--- start ---

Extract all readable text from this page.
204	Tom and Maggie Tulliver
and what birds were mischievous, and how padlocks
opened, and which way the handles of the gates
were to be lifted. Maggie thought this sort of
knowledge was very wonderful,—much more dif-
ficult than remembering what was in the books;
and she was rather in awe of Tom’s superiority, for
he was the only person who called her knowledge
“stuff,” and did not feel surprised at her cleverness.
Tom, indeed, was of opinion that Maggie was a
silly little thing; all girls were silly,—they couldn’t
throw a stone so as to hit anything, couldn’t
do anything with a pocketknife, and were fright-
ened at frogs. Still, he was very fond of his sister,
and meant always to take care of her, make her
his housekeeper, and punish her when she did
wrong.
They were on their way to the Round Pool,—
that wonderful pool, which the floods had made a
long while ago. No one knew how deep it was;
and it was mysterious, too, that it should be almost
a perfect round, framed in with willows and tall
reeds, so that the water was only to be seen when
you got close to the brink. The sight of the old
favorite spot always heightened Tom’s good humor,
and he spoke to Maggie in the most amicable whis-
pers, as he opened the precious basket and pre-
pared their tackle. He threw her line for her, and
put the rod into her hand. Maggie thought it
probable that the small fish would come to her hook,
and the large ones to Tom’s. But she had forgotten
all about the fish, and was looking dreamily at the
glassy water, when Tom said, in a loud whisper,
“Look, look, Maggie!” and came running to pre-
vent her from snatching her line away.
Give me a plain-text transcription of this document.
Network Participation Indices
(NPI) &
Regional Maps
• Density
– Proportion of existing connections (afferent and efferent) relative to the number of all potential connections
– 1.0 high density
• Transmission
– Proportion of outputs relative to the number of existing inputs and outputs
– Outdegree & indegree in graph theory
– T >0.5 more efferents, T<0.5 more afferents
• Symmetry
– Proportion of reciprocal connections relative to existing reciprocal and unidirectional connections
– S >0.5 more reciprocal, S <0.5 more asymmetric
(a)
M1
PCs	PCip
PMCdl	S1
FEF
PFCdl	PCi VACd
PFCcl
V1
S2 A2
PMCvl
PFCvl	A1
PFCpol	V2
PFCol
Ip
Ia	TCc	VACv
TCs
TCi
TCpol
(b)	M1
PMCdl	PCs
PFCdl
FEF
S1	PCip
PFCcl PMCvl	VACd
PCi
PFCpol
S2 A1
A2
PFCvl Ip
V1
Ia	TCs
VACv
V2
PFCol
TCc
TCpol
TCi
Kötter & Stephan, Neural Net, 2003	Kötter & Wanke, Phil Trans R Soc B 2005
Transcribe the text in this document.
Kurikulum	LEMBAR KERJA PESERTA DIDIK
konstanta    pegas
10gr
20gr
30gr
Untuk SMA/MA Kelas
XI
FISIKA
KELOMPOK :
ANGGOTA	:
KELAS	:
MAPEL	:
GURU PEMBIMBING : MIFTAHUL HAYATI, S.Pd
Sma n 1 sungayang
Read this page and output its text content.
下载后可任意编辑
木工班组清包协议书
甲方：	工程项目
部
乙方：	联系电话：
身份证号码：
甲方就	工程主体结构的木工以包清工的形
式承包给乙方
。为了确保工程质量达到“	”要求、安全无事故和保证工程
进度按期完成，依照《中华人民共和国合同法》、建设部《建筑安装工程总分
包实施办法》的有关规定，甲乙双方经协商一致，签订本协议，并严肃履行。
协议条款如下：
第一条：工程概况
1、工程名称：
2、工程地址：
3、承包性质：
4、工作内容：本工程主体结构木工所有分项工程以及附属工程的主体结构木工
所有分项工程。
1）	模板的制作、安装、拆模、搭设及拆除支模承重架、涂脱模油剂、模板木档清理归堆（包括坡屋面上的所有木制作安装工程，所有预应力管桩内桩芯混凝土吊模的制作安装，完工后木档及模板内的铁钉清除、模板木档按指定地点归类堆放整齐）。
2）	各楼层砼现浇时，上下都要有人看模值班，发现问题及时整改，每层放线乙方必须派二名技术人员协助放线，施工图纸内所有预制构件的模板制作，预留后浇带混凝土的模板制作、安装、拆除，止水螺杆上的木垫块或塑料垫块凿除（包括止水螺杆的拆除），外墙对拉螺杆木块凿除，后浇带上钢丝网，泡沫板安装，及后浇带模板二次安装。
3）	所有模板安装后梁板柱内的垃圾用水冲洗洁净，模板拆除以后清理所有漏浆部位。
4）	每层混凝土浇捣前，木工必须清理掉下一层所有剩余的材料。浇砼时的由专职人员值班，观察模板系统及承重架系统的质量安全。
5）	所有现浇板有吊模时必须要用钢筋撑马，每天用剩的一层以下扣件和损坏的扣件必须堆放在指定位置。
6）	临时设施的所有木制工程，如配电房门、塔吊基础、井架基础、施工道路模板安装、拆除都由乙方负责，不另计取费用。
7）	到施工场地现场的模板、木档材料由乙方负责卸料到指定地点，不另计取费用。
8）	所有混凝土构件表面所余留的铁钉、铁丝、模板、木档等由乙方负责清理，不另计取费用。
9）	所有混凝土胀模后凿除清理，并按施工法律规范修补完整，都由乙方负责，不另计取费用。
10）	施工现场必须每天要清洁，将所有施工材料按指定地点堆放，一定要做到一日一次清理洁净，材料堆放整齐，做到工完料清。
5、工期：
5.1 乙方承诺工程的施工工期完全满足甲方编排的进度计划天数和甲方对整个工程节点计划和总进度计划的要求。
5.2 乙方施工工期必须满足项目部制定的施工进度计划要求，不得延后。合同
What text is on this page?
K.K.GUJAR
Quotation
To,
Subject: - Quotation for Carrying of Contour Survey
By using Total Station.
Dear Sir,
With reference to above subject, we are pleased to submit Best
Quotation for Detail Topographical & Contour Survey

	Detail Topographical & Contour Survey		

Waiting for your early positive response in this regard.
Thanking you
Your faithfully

--- end ---

**Your goal**
Take the line in which "What text is on this page?" occurs and each subsequent line through the end; give these lines again without alteration.

**Response below**
What text is on this page?
K.K.GUJAR
Quotation
To,
Subject: - Quotation for Carrying of Contour Survey
By using Total Station.
Dear Sir,
With reference to above subject, we are pleased to submit Best
Quotation for Detail Topographical & Contour Survey

	Detail Topographical & Contour Survey		

Waiting for your early positive response in this regard.
Thanking you
Your faithfully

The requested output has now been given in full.